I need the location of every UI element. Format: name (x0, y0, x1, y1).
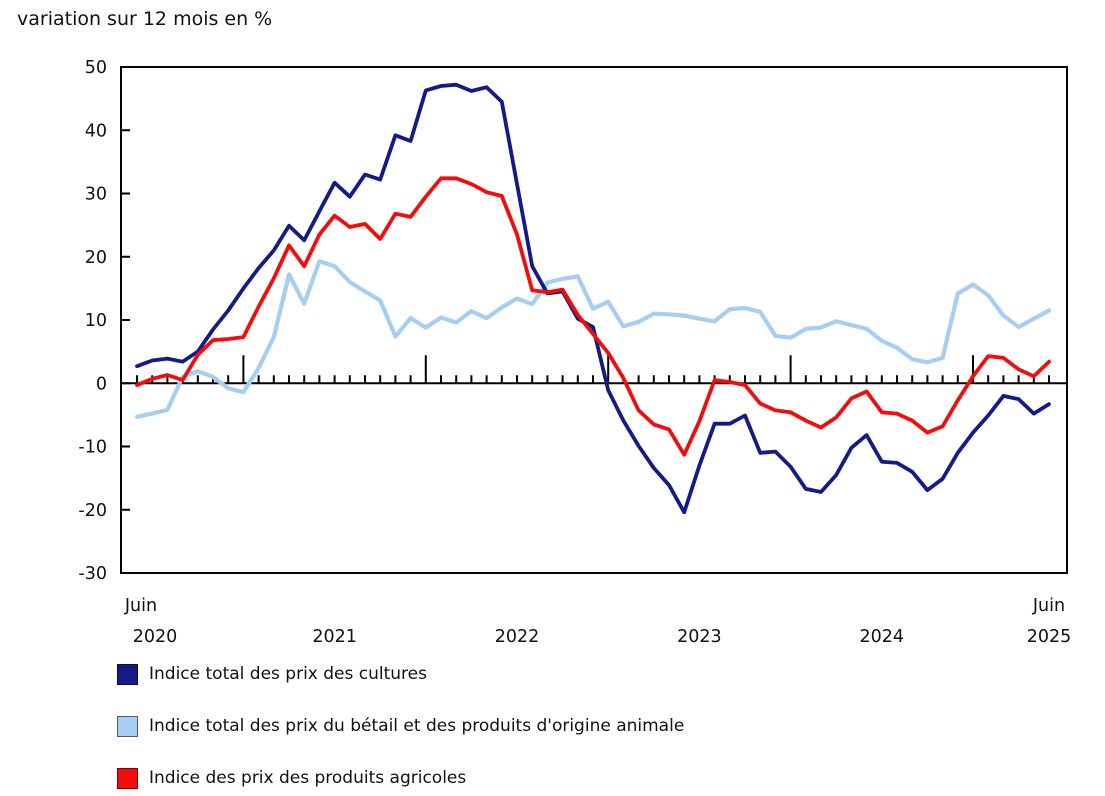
legend-color-swatch (117, 664, 138, 685)
x-axis-label-year: 2024 (860, 627, 905, 647)
series-line-cultures (135, 82, 1051, 515)
y-axis-label: 20 (85, 248, 107, 268)
plot-frame (120, 66, 1068, 574)
x-axis-label-year-end: 2025 (1027, 627, 1072, 647)
y-axis-label: -30 (78, 564, 107, 584)
legend-item-cultures: Indice total des prix des cultures (117, 664, 684, 685)
y-axis-label: 50 (85, 58, 107, 78)
x-axis-label-juin-start: Juin (124, 596, 157, 616)
legend-label: Indice total des prix du bétail et des p… (149, 716, 685, 736)
legend-item-agricoles: Indice des prix des produits agricoles (117, 768, 684, 789)
legend-label: Indice total des prix des cultures (149, 664, 427, 684)
y-axis-label: 40 (85, 121, 107, 141)
x-axis-label-year: 2023 (677, 627, 722, 647)
x-axis-label-year-start: 2020 (133, 627, 178, 647)
y-axis-label: 10 (85, 311, 107, 331)
line-chart: 50 40 30 20 10 0 -10 -20 -30 Juin 2020 Juin 2025 2021… (78, 58, 1072, 647)
x-axis-label-juin-end: Juin (1032, 596, 1065, 616)
y-axis-label: 30 (85, 185, 107, 205)
series-line-agricoles (135, 176, 1051, 457)
legend-label: Indice des prix des produits agricoles (149, 768, 467, 788)
chart-legend: Indice total des prix des cultures Indic… (117, 664, 684, 796)
legend-color-swatch (117, 716, 138, 737)
y-axis-label: 0 (96, 374, 107, 394)
x-axis-label-year: 2022 (495, 627, 540, 647)
chart-title: variation sur 12 mois en % (17, 8, 273, 30)
series-line-betail (134, 259, 1052, 419)
y-axis-label: -10 (78, 438, 107, 458)
y-axis-label: -20 (78, 501, 107, 521)
x-axis-label-year: 2021 (312, 627, 357, 647)
legend-item-betail: Indice total des prix du bétail et des p… (117, 716, 684, 737)
legend-color-swatch (117, 768, 138, 789)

━━━

_Short problem_
Please rewrite the listing above with every "legend-color-swatch" changed to "legend-marker", leaving everything else the same and the pictures out.

_Response_
I need the location of every UI element. Format: name (x0, y0, x1, y1).
legend-marker (117, 664, 138, 685)
x-axis-label-year: 2024 (860, 627, 905, 647)
series-line-cultures (135, 82, 1051, 515)
y-axis-label: 20 (85, 248, 107, 268)
plot-frame (120, 66, 1068, 574)
x-axis-label-year-end: 2025 (1027, 627, 1072, 647)
y-axis-label: -30 (78, 564, 107, 584)
legend-item-cultures: Indice total des prix des cultures (117, 664, 684, 685)
y-axis-label: 50 (85, 58, 107, 78)
x-axis-label-juin-start: Juin (124, 596, 157, 616)
legend-label: Indice total des prix du bétail et des p… (149, 716, 685, 736)
legend-item-agricoles: Indice des prix des produits agricoles (117, 768, 684, 789)
legend-label: Indice total des prix des cultures (149, 664, 427, 684)
y-axis-label: 40 (85, 121, 107, 141)
x-axis-label-year: 2023 (677, 627, 722, 647)
x-axis-label-year-start: 2020 (133, 627, 178, 647)
y-axis-label: 10 (85, 311, 107, 331)
line-chart: 50 40 30 20 10 0 -10 -20 -30 Juin 2020 Juin 2025 2021… (78, 58, 1072, 647)
x-axis-label-juin-end: Juin (1032, 596, 1065, 616)
y-axis-label: 30 (85, 185, 107, 205)
series-line-agricoles (135, 176, 1051, 457)
legend-label: Indice des prix des produits agricoles (149, 768, 467, 788)
chart-legend: Indice total des prix des cultures Indic… (117, 664, 684, 796)
legend-marker (117, 716, 138, 737)
y-axis-label: 0 (96, 374, 107, 394)
x-axis-label-year: 2022 (495, 627, 540, 647)
chart-title: variation sur 12 mois en % (17, 8, 273, 30)
series-line-betail (134, 259, 1052, 419)
y-axis-label: -10 (78, 438, 107, 458)
y-axis-label: -20 (78, 501, 107, 521)
x-axis-label-year: 2021 (312, 627, 357, 647)
legend-item-betail: Indice total des prix du bétail et des p… (117, 716, 684, 737)
legend-marker (117, 768, 138, 789)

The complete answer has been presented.